Report how many lines contain "last", with no other words.

╔══

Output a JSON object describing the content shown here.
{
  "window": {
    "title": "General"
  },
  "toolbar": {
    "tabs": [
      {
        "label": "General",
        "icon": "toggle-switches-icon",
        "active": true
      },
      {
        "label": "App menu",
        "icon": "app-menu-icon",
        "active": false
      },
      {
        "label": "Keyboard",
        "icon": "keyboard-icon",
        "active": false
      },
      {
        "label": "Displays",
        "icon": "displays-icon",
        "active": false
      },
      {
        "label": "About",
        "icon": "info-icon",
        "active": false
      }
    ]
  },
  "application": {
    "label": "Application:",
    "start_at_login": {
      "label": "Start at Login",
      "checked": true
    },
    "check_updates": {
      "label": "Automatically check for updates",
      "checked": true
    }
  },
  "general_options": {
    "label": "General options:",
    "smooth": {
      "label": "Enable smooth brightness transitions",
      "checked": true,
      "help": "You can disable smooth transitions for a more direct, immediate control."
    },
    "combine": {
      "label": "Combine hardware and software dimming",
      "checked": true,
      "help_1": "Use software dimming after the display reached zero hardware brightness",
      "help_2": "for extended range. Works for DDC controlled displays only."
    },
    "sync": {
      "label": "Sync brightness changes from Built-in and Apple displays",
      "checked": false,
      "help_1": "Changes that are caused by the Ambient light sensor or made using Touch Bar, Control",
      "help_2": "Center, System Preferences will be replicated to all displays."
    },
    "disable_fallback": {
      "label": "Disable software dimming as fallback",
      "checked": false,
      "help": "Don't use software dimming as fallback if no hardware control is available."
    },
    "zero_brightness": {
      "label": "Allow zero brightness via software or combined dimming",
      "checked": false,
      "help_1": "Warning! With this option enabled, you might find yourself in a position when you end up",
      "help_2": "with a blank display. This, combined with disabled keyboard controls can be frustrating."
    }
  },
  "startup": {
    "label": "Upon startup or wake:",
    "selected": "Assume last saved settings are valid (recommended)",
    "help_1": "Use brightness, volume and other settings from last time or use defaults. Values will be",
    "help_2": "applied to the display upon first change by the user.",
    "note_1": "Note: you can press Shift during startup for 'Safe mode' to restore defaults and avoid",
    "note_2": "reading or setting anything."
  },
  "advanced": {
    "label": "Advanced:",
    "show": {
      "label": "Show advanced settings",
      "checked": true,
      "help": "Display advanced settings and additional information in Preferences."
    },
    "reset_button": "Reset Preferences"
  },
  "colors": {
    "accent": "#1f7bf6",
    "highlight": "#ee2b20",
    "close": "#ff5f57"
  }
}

╚══

SOLUTION FOR THIS EXERCISE
2